CHALLENGE :: Work out how many lines in the data hold the word "积极防御", and reply with that number only.

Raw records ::
______
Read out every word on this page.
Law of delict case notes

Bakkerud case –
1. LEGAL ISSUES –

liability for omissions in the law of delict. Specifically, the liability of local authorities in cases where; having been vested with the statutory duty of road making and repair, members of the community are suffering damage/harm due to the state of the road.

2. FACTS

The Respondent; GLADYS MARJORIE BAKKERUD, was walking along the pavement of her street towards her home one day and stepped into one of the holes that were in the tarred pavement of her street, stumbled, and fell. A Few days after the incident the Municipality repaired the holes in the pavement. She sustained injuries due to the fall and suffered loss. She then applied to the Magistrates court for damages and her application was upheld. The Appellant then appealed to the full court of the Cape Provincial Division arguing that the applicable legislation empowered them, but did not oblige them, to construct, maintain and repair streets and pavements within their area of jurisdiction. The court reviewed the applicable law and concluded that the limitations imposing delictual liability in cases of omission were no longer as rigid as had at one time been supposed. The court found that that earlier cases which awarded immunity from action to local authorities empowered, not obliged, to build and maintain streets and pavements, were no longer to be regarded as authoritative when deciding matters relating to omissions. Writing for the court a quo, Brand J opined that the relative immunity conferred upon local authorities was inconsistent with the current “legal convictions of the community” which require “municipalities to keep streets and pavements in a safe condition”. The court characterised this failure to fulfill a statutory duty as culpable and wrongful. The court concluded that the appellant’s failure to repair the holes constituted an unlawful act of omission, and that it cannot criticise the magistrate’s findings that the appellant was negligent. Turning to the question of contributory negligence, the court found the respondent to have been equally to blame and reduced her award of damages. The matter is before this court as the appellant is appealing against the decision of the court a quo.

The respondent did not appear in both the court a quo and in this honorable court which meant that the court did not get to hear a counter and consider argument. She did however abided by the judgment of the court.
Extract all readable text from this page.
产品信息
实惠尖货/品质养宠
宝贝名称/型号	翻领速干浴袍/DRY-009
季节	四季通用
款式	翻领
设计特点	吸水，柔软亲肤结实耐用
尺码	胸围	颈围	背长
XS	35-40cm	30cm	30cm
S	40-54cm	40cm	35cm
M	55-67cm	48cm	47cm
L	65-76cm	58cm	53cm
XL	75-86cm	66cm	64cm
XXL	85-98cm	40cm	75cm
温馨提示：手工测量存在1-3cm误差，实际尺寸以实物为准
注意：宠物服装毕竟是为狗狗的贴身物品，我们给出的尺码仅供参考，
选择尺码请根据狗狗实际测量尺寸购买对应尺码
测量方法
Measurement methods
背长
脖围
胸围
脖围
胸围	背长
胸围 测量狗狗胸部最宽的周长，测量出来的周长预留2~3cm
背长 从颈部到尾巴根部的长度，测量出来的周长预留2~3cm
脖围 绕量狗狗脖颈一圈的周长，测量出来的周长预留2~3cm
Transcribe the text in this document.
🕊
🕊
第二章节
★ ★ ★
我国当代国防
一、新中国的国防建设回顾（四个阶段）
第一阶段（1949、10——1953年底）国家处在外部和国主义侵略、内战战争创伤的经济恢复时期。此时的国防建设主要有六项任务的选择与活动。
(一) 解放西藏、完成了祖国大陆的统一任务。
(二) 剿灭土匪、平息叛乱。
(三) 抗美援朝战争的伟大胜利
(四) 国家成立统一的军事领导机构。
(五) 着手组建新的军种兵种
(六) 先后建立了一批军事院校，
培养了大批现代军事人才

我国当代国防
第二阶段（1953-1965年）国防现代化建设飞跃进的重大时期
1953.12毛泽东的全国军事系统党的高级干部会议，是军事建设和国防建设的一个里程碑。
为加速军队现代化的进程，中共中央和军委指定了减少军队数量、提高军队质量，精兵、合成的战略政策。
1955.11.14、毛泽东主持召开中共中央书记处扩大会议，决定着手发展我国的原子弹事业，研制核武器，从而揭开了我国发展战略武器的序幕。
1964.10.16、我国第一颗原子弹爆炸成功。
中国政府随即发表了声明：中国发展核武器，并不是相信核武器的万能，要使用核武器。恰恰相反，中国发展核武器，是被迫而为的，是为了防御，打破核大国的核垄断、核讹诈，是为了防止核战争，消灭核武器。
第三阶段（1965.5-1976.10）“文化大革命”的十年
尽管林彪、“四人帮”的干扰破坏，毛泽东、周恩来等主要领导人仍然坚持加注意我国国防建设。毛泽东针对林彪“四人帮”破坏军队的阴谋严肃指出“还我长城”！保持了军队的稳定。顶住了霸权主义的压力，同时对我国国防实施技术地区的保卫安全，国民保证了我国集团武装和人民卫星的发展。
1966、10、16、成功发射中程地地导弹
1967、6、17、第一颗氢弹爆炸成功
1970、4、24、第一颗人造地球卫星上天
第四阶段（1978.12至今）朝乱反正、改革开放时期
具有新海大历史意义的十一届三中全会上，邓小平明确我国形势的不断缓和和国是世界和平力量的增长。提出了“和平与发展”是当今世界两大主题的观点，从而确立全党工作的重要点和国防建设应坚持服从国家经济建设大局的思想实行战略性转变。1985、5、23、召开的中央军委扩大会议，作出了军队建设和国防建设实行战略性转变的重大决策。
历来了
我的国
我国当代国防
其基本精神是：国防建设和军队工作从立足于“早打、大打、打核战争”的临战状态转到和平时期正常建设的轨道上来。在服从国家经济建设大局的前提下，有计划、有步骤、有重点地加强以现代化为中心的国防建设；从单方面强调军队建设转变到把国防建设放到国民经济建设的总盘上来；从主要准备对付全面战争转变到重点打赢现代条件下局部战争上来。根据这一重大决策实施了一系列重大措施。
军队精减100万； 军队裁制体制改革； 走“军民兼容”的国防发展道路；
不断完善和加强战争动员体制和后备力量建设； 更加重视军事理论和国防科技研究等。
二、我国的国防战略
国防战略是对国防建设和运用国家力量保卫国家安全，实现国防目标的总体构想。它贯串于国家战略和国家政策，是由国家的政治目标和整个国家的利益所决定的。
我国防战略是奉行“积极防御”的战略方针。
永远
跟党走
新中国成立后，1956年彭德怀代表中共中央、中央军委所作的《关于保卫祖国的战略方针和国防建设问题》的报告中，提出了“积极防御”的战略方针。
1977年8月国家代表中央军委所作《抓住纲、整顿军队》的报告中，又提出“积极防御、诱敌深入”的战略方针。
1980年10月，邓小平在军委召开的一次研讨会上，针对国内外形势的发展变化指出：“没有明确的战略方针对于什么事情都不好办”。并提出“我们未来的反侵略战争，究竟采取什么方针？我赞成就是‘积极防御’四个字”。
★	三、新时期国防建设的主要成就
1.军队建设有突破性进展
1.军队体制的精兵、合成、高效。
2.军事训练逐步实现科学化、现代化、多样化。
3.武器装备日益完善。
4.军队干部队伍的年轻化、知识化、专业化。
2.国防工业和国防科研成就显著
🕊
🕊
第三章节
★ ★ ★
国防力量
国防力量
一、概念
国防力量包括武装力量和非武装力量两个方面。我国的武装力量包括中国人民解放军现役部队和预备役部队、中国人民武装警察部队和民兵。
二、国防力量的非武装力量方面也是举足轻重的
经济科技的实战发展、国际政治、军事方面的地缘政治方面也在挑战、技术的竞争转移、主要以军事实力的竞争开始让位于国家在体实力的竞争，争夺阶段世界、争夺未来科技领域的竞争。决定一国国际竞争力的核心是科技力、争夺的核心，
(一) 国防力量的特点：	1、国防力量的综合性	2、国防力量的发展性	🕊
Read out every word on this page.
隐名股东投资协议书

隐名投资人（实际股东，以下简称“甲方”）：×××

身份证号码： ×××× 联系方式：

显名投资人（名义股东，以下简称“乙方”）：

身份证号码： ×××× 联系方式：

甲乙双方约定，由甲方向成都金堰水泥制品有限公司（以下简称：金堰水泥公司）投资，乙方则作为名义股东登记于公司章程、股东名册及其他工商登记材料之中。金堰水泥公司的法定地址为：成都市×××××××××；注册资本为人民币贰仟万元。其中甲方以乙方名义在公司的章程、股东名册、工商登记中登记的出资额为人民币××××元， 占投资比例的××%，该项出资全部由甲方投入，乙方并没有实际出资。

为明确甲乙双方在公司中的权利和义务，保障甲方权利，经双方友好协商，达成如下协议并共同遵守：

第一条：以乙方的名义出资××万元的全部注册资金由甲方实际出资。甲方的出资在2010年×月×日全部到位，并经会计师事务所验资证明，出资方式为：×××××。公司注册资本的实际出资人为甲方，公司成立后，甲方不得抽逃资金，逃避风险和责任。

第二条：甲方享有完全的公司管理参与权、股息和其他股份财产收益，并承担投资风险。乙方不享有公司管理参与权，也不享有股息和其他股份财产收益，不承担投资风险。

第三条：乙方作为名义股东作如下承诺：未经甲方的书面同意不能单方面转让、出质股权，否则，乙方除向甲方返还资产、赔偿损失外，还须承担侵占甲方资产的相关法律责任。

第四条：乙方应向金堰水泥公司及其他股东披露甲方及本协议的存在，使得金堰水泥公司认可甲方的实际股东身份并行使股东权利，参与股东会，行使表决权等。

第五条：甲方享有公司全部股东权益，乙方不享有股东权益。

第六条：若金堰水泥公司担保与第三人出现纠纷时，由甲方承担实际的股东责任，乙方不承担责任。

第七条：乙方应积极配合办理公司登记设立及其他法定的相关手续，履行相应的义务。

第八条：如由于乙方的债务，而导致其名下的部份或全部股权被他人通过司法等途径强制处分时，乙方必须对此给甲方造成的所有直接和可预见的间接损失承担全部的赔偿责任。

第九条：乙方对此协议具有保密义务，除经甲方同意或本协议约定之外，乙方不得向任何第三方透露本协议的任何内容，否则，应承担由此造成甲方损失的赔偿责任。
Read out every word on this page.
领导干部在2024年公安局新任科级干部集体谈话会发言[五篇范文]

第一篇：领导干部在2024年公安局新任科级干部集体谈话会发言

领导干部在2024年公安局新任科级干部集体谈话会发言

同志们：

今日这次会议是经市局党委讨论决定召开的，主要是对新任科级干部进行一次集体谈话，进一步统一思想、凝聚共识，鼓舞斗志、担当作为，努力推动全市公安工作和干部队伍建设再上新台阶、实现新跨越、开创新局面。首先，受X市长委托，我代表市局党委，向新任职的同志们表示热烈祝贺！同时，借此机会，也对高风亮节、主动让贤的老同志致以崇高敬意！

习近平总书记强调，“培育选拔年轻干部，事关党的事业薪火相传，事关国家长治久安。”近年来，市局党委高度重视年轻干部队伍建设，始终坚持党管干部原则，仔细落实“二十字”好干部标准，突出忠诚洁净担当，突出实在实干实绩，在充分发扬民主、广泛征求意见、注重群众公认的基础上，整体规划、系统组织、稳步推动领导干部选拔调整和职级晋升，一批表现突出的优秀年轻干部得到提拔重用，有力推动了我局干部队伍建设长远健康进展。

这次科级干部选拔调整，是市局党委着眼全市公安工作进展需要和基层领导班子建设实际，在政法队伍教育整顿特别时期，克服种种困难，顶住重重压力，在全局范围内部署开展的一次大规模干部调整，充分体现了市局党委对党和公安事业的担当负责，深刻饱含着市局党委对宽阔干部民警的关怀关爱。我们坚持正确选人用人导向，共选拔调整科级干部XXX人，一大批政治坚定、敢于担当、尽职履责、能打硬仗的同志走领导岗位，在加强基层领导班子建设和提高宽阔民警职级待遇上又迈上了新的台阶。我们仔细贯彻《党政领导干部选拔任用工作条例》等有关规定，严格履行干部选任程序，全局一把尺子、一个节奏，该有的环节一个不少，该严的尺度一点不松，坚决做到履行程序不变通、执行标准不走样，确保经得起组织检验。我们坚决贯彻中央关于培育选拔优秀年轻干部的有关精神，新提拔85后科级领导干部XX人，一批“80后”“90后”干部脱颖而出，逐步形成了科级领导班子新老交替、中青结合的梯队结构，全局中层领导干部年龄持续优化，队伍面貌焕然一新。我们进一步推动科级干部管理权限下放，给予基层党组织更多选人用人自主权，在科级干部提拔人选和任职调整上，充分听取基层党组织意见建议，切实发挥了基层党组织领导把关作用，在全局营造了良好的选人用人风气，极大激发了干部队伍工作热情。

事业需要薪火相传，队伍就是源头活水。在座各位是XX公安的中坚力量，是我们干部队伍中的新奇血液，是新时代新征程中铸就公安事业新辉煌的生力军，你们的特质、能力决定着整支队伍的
______
RESULT OF THE TASK :: 4